[REQUIRED TASK]
Filter the records below down to lines containing "note".

[INFORMATION SHOWN]
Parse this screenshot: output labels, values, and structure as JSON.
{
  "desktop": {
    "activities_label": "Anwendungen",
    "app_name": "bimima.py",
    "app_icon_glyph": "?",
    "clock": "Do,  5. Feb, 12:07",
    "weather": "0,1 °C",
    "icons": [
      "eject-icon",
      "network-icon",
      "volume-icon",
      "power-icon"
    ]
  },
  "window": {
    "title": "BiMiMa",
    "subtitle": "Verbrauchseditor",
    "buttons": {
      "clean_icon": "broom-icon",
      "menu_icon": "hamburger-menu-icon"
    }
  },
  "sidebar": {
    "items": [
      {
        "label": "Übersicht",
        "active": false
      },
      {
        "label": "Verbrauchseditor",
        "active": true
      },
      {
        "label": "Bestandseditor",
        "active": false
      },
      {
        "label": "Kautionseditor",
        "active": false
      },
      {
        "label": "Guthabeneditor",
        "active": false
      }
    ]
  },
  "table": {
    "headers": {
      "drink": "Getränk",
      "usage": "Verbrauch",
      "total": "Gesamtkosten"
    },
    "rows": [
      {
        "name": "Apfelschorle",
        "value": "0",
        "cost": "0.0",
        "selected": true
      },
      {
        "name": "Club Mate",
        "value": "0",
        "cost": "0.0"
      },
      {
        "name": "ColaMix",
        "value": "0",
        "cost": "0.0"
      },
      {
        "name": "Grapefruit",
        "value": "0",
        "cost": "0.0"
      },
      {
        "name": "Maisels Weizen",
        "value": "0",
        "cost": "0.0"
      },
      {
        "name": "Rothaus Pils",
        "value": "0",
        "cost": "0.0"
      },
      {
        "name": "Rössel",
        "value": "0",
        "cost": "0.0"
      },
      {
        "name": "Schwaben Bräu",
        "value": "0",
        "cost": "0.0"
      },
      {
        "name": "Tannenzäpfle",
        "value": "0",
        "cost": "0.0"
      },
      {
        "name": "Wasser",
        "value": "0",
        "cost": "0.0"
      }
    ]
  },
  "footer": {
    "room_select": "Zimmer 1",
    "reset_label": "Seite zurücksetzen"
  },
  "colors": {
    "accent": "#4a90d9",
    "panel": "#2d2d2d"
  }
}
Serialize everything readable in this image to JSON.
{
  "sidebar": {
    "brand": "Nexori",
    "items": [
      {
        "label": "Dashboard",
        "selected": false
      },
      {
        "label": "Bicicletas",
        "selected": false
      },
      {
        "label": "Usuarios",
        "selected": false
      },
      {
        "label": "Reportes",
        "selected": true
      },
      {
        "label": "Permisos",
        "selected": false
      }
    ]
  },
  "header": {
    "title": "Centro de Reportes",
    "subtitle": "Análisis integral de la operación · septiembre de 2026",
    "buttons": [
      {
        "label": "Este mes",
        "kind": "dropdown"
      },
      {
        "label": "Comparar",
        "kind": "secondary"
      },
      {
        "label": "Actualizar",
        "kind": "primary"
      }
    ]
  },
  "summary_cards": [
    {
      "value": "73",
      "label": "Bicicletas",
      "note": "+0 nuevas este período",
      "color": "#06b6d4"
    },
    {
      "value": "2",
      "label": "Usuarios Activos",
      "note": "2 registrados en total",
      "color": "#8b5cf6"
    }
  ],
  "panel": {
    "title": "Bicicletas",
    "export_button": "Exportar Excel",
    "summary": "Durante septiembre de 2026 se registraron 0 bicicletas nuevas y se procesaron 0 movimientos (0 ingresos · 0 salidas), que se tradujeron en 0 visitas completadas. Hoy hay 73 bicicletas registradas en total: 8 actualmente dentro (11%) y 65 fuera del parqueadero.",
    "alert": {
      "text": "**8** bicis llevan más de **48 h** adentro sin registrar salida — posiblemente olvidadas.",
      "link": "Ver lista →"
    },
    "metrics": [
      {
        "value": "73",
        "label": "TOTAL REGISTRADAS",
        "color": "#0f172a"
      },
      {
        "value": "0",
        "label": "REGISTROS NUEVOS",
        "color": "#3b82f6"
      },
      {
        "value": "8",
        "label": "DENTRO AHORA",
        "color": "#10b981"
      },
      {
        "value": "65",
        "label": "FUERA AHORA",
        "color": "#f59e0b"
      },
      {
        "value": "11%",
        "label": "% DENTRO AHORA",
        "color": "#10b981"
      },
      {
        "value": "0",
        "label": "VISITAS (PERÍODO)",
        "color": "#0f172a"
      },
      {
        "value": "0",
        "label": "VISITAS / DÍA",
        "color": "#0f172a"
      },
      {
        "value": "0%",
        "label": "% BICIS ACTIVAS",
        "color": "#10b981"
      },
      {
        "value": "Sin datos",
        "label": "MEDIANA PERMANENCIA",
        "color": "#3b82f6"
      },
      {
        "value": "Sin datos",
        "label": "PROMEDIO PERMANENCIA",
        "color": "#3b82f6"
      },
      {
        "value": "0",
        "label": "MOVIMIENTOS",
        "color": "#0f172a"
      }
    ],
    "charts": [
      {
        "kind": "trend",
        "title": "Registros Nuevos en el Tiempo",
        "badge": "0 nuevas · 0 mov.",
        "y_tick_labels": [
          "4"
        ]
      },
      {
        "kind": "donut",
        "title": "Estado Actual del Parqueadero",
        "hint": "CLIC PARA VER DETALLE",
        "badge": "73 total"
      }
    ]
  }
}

[TASK RESULT]
      "note": "+0 nuevas este período",
      "note": "2 registrados en total",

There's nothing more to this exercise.